▶ Problem details: Gather each line of the entries below that includes "للدول".

▶ Extracted records:
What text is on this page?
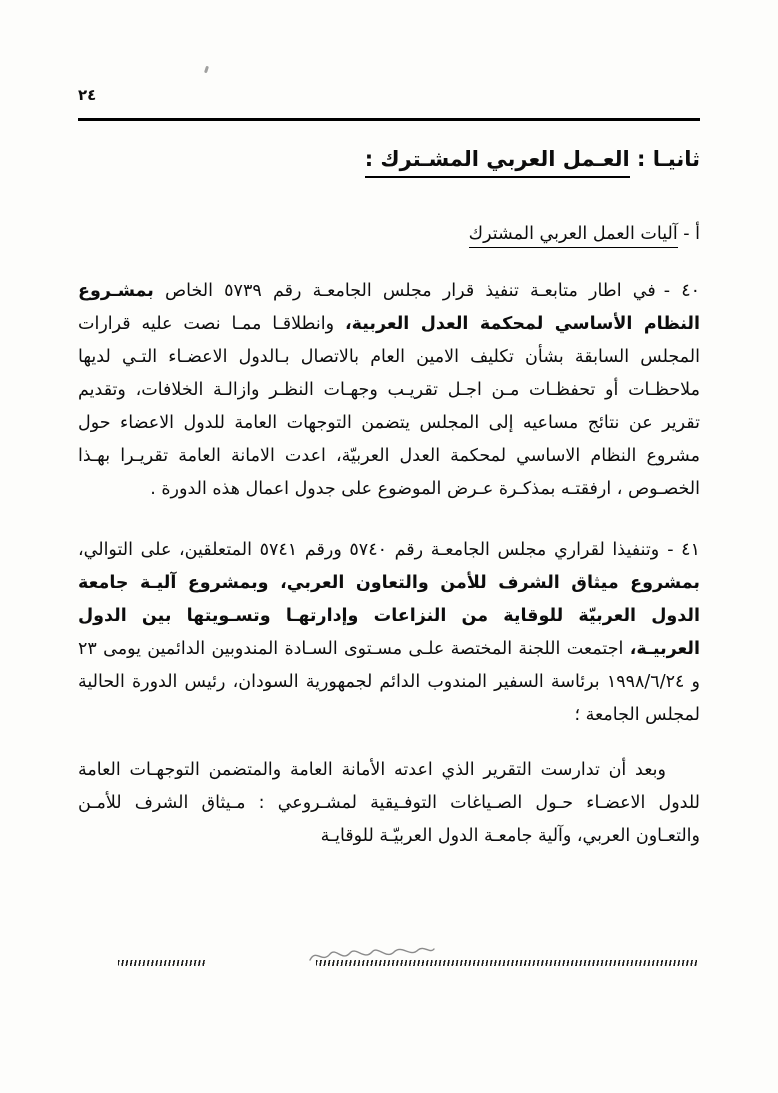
٢٤
ثانيـا : العـمل العربي المشـترك :
أ - آليات العمل العربي المشترك

٤٠ -في اطار متابعـة تنفيذ قرار مجلس الجامعـة رقم ٥٧٣٩ الخاص بمشـروع النظام الأساسي لمحكمة العدل العربية، وانطلاقـا ممـا نصت عليه قرارات المجلس السابقة بشأن تكليف الامين العام بالاتصال بـالدول الاعضـاء التـي لديها ملاحظـات أو تحفظـات مـن اجـل تقريـب وجهـات النظـر وازالـة الخلافات، وتقديم تقرير عن نتائج مساعيه إلى المجلس يتضمن التوجهات العامة للدول الاعضاء حول مشروع النظام الاساسي لمحكمة العدل العربيّة، اعدت الامانة العامة تقريـرا بهـذا الخصـوص ، ارفقتـه بمذكـرة عـرض الموضوع على جدول اعمال هذه الدورة .

٤١ -وتنفيذا لقراري مجلس الجامعـة رقم ٥٧٤٠ ورقم ٥٧٤١ المتعلقين، على التوالي، بمشروع ميثاق الشرف للأمن والتعاون العربي، وبمشروع آليـة جامعة الدول العربيّة للوقاية من النزاعات وإدارتهـا وتسـويتها بين الدول العربيـة، اجتمعت اللجنة المختصة علـى مسـتوى السـادة المندوبين الدائمين يومى ٢٣ و ١٩٩٨/٦/٢٤ برئاسة السفير المندوب الدائم لجمهورية السودان، رئيس الدورة الحالية لمجلس الجامعة ؛

وبعد أن تدارست التقرير الذي اعدته الأمانة العامة والمتضمن التوجهـات العامة للدول الاعضـاء حـول الصـياغات التوفـيقية لمشـروعي : مـيثاق الشرف للأمـن والتعـاون العربي، وآلية جامعـة الدول العربيّـة للوقايـة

▶ In response:
٤٠ -في اطار متابعـة تنفيذ قرار مجلس الجامعـة رقم ٥٧٣٩ الخاص بمشـروع النظام الأساسي لمحكمة العدل العربية، وانطلاقـا ممـا نصت عليه قرارات المجلس السابقة بشأن تكليف الامين العام بالاتصال بـالدول الاعضـاء التـي لديها ملاحظـات أو تحفظـات مـن اجـل تقريـب وجهـات النظـر وازالـة الخلافات، وتقديم تقرير عن نتائج مساعيه إلى المجلس يتضمن التوجهات العامة للدول الاعضاء حول مشروع النظام الاساسي لمحكمة العدل العربيّة، اعدت الامانة العامة تقريـرا بهـذا الخصـوص ، ارفقتـه بمذكـرة عـرض الموضوع على جدول اعمال هذه الدورة .
وبعد أن تدارست التقرير الذي اعدته الأمانة العامة والمتضمن التوجهـات العامة للدول الاعضـاء حـول الصـياغات التوفـيقية لمشـروعي : مـيثاق الشرف للأمـن والتعـاون العربي، وآلية جامعـة الدول العربيّـة للوقايـة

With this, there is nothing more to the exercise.